▶ **Directions for this task**: Repeat the records below exactly, leaving out every picture.

▶ **Given entries**:
-- start --
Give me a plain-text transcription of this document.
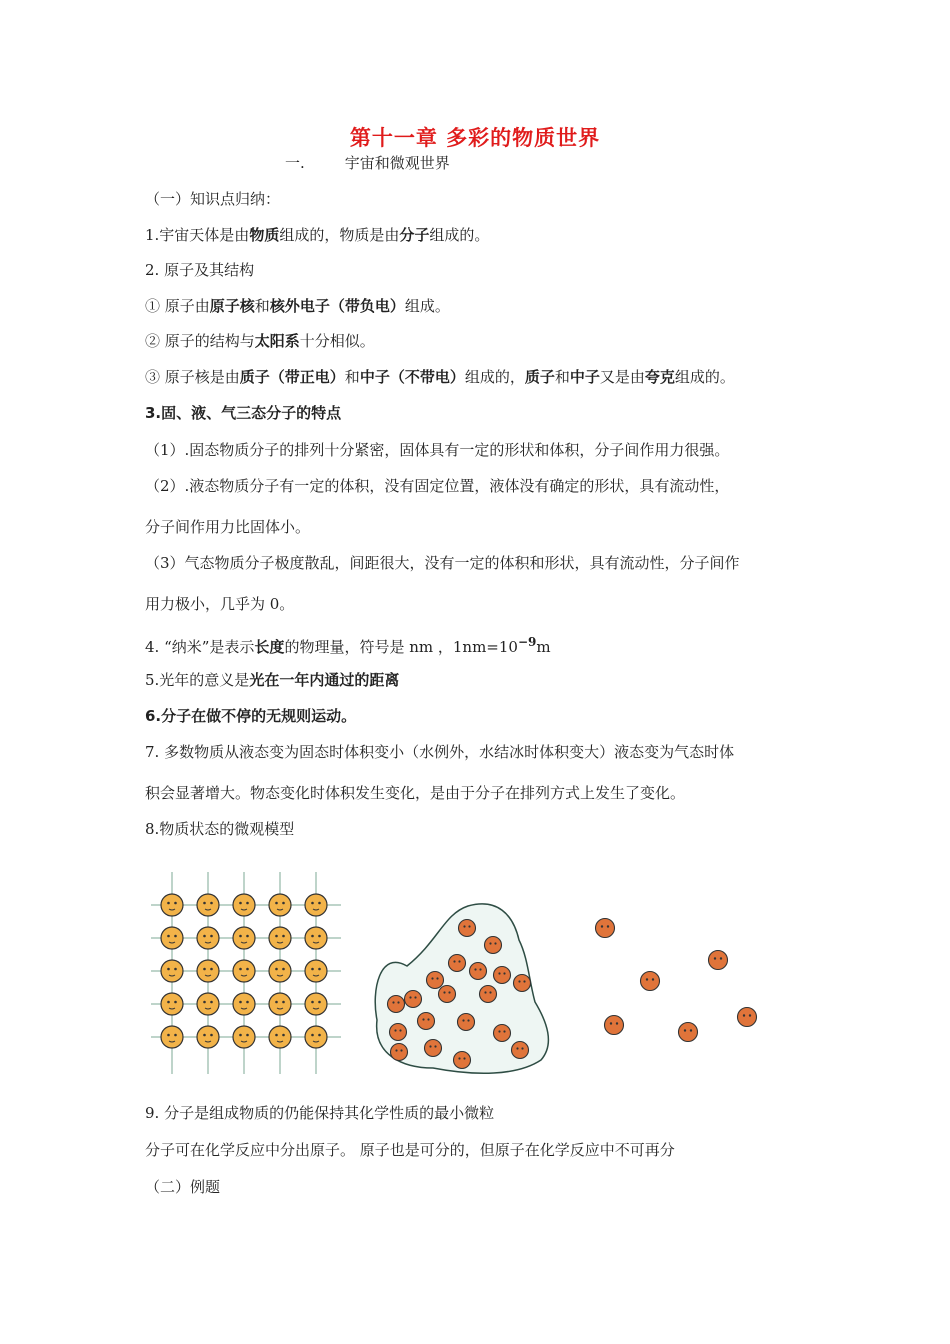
第十一章 多彩的物质世界
一.	宇宙和微观世界
（一）知识点归纳：
1.宇宙天体是由物质组成的，物质是由分子组成的。
2. 原子及其结构
① 原子由原子核和核外电子（带负电）组成。
② 原子的结构与太阳系十分相似。
③ 原子核是由质子（带正电）和中子（不带电）组成的，质子和中子又是由夸克组成的。
3.固、液、气三态分子的特点
（1）.固态物质分子的排列十分紧密，固体具有一定的形状和体积，分子间作用力很强。
（2）.液态物质分子有一定的体积，没有固定位置，液体没有确定的形状，具有流动性，
分子间作用力比固体小。
（3）气态物质分子极度散乱，间距很大，没有一定的体积和形状，具有流动性，分子间作
用力极小，几乎为 0。
4. “纳米”是表示长度的物理量，符号是 nm ，$1nm=10^{-9}m$
5.光年的意义是光在一年内通过的距离
6.分子在做不停的无规则运动。
7. 多数物质从液态变为固态时体积变小（水例外，水结冰时体积变大）液态变为气态时体
积会显著增大。物态变化时体积发生变化，是由于分子在排列方式上发生了变化。
8.物质状态的微观模型
9. 分子是组成物质的仍能保持其化学性质的最小微粒
分子可在化学反应中分出原子。 原子也是可分的，但原子在化学反应中不可再分
（二）例题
-- end --
▶ **Reply to the task**:
Give me a plain-text transcription of this document.
第十一章 多彩的物质世界
一.	宇宙和微观世界
（一）知识点归纳：
1.宇宙天体是由物质组成的，物质是由分子组成的。
2. 原子及其结构
① 原子由原子核和核外电子（带负电）组成。
② 原子的结构与太阳系十分相似。
③ 原子核是由质子（带正电）和中子（不带电）组成的，质子和中子又是由夸克组成的。
3.固、液、气三态分子的特点
（1）.固态物质分子的排列十分紧密，固体具有一定的形状和体积，分子间作用力很强。
（2）.液态物质分子有一定的体积，没有固定位置，液体没有确定的形状，具有流动性，
分子间作用力比固体小。
（3）气态物质分子极度散乱，间距很大，没有一定的体积和形状，具有流动性，分子间作
用力极小，几乎为 0。
4. “纳米”是表示长度的物理量，符号是 nm ，$1nm=10^{-9}m$
5.光年的意义是光在一年内通过的距离
6.分子在做不停的无规则运动。
7. 多数物质从液态变为固态时体积变小（水例外，水结冰时体积变大）液态变为气态时体
积会显著增大。物态变化时体积发生变化，是由于分子在排列方式上发生了变化。
8.物质状态的微观模型
9. 分子是组成物质的仍能保持其化学性质的最小微粒
分子可在化学反应中分出原子。 原子也是可分的，但原子在化学反应中不可再分
（二）例题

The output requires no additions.